# Exercise aim:
Could you quote, character for character, the part of the listing that opens with the line containing "title-underline [386,44,440,47]" and closes with the listing's last line, including both of those lines?

# Given records:
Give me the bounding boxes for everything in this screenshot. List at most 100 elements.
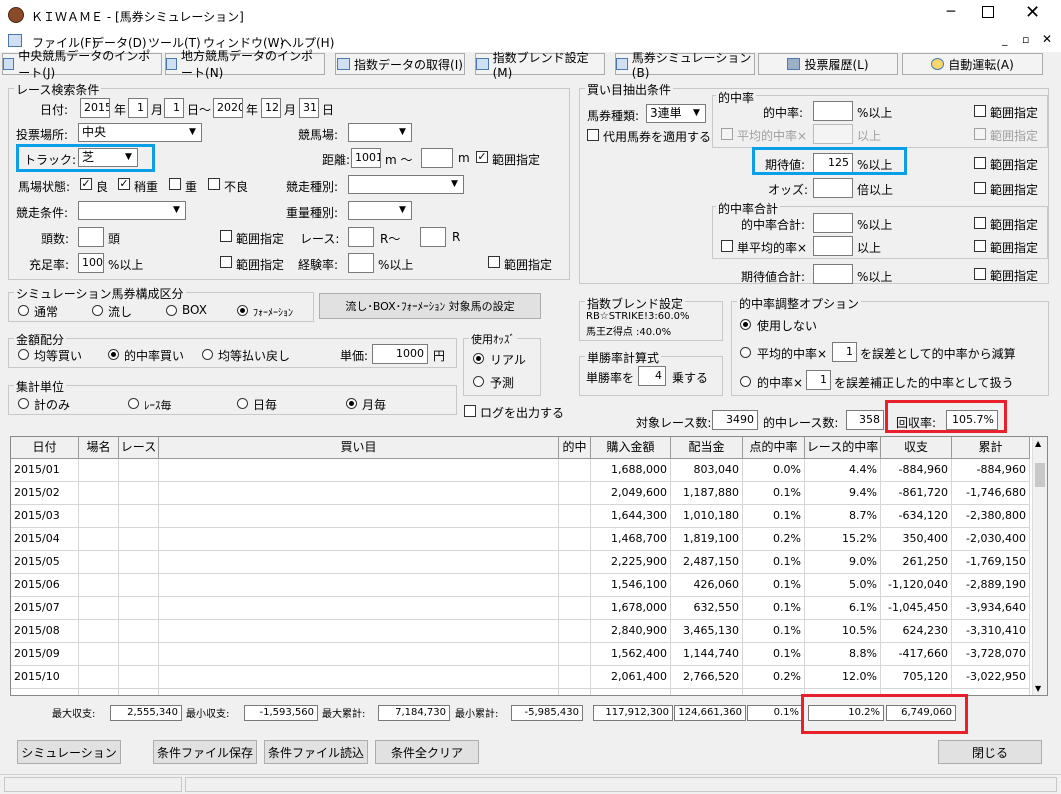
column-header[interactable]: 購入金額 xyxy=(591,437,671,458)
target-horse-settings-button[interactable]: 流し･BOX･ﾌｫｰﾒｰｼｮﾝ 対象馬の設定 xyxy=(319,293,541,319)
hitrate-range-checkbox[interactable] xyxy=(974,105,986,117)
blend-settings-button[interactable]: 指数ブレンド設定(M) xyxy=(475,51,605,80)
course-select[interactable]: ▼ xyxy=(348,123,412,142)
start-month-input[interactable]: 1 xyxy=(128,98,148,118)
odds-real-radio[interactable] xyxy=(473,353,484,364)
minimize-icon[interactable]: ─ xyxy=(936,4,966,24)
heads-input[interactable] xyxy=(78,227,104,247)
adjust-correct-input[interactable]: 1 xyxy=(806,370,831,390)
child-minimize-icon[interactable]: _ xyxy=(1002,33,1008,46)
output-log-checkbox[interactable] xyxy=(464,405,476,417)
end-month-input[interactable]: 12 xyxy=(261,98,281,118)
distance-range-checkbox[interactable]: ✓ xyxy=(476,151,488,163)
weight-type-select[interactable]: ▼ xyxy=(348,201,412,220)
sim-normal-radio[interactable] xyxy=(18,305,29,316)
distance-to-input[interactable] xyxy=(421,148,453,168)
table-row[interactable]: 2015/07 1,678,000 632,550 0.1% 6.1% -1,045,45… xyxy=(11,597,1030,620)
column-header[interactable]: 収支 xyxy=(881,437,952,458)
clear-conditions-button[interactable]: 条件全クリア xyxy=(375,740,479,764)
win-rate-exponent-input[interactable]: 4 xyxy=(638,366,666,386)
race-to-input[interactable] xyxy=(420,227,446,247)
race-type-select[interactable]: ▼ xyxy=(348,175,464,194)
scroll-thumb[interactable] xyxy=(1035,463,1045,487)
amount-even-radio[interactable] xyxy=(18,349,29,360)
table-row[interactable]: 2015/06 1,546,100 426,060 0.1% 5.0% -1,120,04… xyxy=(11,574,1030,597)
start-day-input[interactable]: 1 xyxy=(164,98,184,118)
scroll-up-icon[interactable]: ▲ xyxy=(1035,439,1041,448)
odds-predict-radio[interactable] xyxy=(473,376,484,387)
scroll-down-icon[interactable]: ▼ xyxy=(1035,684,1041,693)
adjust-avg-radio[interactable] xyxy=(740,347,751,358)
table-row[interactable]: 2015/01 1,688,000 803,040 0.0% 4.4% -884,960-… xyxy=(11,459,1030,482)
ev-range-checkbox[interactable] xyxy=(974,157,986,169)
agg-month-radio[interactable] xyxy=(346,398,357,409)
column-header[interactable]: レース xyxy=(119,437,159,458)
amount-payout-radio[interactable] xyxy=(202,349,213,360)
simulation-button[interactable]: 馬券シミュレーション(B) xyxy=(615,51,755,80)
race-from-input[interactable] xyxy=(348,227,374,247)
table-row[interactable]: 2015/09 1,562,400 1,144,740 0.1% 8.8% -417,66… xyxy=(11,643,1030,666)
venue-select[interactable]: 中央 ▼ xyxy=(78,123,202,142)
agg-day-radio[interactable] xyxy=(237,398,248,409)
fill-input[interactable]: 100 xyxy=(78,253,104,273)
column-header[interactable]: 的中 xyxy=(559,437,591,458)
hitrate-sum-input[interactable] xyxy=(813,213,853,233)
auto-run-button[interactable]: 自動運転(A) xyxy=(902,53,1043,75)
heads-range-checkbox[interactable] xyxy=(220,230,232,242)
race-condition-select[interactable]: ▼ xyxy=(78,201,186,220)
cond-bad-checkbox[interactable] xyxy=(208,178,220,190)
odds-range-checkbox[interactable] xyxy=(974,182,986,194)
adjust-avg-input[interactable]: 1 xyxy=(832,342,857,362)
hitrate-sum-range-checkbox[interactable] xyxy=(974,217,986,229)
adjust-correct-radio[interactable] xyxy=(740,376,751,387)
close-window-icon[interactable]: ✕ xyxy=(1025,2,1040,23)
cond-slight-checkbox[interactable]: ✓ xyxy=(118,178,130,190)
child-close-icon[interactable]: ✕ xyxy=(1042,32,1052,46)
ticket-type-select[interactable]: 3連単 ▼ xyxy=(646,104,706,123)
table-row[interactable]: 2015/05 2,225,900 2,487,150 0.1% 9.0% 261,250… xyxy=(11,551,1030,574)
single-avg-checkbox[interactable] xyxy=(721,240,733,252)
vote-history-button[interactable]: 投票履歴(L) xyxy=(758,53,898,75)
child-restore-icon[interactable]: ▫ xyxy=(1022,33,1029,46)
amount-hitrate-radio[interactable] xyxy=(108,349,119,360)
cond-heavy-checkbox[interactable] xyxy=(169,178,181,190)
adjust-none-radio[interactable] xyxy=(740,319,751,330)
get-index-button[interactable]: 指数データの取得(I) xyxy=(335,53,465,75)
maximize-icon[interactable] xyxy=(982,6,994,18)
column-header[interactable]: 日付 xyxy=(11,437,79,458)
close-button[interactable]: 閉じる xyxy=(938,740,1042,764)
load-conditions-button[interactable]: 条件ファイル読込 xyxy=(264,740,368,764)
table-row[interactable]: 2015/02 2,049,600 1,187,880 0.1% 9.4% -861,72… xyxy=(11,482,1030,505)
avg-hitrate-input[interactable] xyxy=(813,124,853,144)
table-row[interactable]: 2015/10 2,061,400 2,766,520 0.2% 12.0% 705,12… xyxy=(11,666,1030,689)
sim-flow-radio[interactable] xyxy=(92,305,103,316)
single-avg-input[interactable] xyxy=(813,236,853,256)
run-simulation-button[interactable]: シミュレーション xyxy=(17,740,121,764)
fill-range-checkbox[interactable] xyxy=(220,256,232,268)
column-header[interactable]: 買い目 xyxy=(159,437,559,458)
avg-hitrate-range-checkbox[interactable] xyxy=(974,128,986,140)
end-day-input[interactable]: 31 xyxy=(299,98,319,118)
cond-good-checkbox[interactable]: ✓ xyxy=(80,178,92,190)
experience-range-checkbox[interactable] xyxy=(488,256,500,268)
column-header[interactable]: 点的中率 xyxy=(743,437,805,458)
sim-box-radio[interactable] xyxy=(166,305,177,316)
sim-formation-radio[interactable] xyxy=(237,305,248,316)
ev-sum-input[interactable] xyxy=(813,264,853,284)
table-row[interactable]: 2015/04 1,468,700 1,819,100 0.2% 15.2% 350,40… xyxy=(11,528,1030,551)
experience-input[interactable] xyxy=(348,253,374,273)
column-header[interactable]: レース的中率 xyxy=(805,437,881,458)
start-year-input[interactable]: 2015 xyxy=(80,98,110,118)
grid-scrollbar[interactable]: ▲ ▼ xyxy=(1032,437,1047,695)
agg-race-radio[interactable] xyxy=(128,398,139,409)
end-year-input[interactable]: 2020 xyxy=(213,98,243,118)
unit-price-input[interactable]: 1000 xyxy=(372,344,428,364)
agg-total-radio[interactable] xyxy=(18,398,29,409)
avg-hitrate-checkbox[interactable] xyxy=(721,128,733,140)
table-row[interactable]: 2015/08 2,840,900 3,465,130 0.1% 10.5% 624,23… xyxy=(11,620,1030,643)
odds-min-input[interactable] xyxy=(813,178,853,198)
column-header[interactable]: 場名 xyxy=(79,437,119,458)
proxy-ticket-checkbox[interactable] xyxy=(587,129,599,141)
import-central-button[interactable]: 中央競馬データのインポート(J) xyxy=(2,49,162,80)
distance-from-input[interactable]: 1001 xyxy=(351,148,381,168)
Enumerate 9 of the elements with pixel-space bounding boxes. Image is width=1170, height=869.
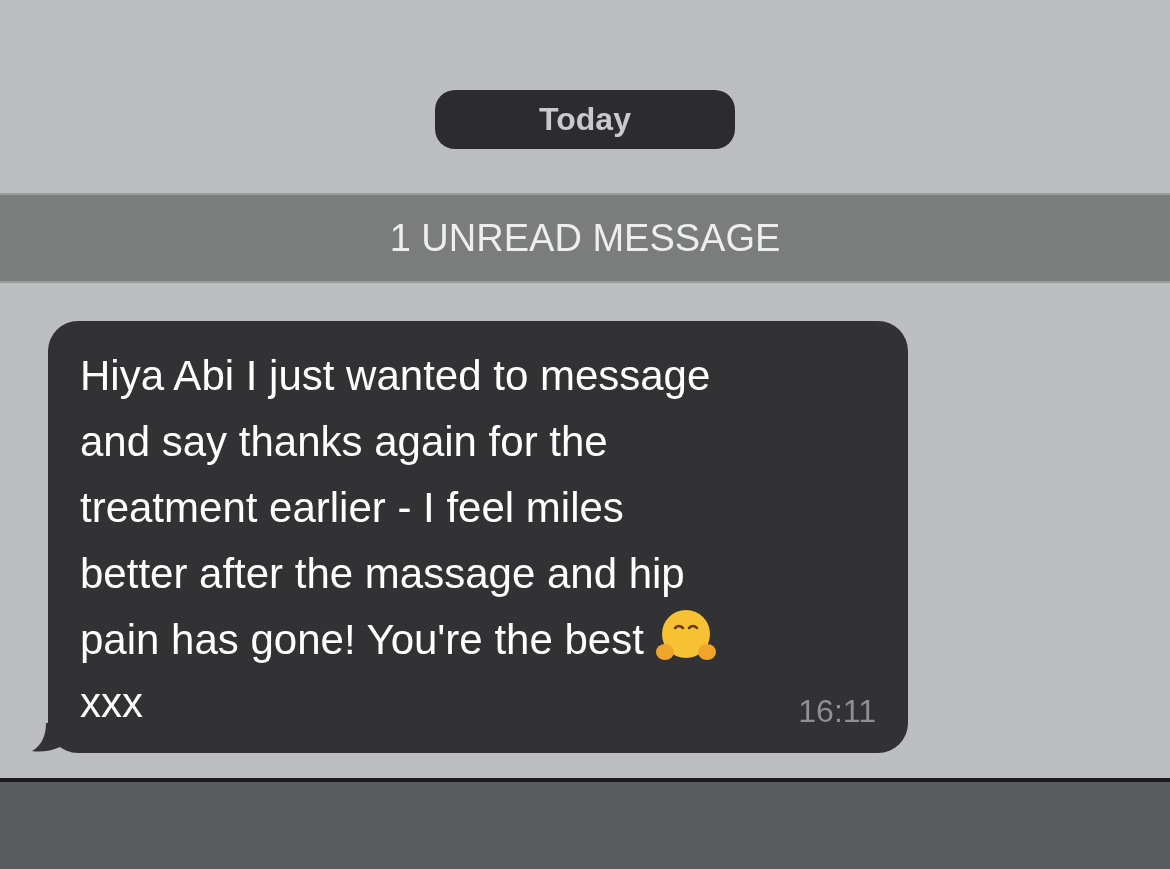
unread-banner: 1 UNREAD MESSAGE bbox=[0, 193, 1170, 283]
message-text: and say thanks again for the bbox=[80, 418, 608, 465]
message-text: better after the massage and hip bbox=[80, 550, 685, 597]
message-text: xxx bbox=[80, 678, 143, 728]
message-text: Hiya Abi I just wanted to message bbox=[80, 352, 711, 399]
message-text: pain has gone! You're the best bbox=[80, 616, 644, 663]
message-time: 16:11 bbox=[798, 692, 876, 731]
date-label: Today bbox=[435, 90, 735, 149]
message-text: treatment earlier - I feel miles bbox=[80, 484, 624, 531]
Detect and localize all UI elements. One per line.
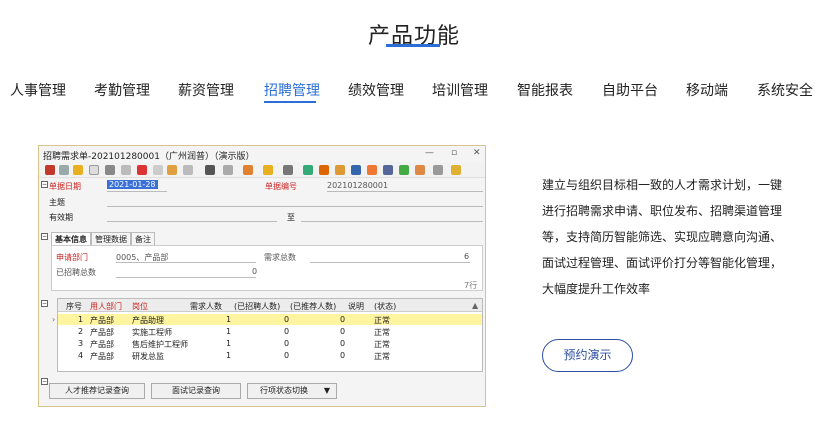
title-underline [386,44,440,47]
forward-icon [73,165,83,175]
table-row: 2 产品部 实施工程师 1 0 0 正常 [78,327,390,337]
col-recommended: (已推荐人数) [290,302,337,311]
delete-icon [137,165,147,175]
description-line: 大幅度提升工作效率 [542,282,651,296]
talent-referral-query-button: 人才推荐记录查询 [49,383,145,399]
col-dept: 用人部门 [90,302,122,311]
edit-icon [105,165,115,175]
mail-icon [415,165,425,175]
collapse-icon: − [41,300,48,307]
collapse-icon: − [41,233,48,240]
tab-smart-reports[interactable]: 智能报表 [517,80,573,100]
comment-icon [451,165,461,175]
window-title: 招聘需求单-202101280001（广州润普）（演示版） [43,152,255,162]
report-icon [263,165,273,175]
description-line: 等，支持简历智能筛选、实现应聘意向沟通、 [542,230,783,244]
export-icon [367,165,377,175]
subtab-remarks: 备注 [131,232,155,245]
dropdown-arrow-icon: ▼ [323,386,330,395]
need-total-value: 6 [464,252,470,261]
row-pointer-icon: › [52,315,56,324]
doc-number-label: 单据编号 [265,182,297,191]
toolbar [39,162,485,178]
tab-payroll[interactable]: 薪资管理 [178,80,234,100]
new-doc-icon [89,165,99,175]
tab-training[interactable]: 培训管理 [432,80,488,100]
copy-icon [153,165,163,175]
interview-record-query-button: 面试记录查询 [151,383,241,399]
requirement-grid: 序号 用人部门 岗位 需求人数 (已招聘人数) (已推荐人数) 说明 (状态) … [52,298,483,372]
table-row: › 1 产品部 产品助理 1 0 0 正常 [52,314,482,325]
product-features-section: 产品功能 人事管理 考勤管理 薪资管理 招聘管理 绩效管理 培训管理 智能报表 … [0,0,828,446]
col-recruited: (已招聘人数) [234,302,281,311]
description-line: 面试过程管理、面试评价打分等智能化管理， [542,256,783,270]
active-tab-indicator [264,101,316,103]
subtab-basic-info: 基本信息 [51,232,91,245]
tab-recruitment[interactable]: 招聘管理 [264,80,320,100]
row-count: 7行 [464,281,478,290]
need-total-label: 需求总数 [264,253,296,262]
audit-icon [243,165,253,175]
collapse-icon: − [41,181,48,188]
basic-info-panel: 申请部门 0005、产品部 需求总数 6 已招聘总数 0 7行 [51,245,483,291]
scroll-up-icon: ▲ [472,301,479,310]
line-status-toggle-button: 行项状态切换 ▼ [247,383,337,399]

# In response:
title-underline [386,44,440,47]
forward-icon [73,165,83,175]
table-row: 2 产品部 实施工程师 1 0 0 正常 [78,327,390,337]
col-recommended: (已推荐人数) [290,302,337,311]
delete-icon [137,165,147,175]
description-line: 大幅度提升工作效率 [542,282,651,296]
talent-referral-query-button: 人才推荐记录查询 [49,383,145,399]
col-dept: 用人部门 [90,302,122,311]
edit-icon [105,165,115,175]
mail-icon [415,165,425,175]
collapse-icon: − [41,300,48,307]
collapse-icon: − [41,233,48,240]
tab-smart-reports[interactable]: 智能报表 [517,80,573,100]
comment-icon [451,165,461,175]
window-title: 招聘需求单-202101280001（广州润普）（演示版） [43,152,255,162]
report-icon [263,165,273,175]
description-line: 等，支持简历智能筛选、实现应聘意向沟通、 [542,230,783,244]
export-icon [367,165,377,175]
subtab-remarks: 备注 [131,232,155,245]
dropdown-arrow-icon: ▼ [323,386,330,395]
need-total-value: 6 [464,252,470,261]
row-pointer-icon: › [52,315,56,324]
doc-number-label: 单据编号 [265,182,297,191]
toolbar [39,162,485,178]
tab-payroll[interactable]: 薪资管理 [178,80,234,100]
new-doc-icon [89,165,99,175]
tab-training[interactable]: 培训管理 [432,80,488,100]
copy-icon [153,165,163,175]
interview-record-query-button: 面试记录查询 [151,383,241,399]
requirement-grid: 序号 用人部门 岗位 需求人数 (已招聘人数) (已推荐人数) 说明 (状态) … [52,298,483,372]
table-row: › 1 产品部 产品助理 1 0 0 正常 [52,314,482,325]
product-features-section: 产品功能 人事管理 考勤管理 薪资管理 招聘管理 绩效管理 培训管理 智能报表 … [0,0,828,446]
col-recruited: (已招聘人数) [234,302,281,311]
description-line: 面试过程管理、面试评价打分等智能化管理， [542,256,783,270]
active-tab-indicator [264,101,316,103]
subtab-basic-info: 基本信息 [51,232,91,245]
tab-recruitment[interactable]: 招聘管理 [264,80,320,100]
row-count: 7行 [464,281,478,290]
need-total-label: 需求总数 [264,253,296,262]
audit-icon [243,165,253,175]
collapse-icon: − [41,181,48,188]
basic-info-panel: 申请部门 0005、产品部 需求总数 6 已招聘总数 0 7行 [51,245,483,291]
scroll-up-icon: ▲ [472,301,479,310]
line-status-toggle-button: 行项状态切换 ▼ [247,383,337,399]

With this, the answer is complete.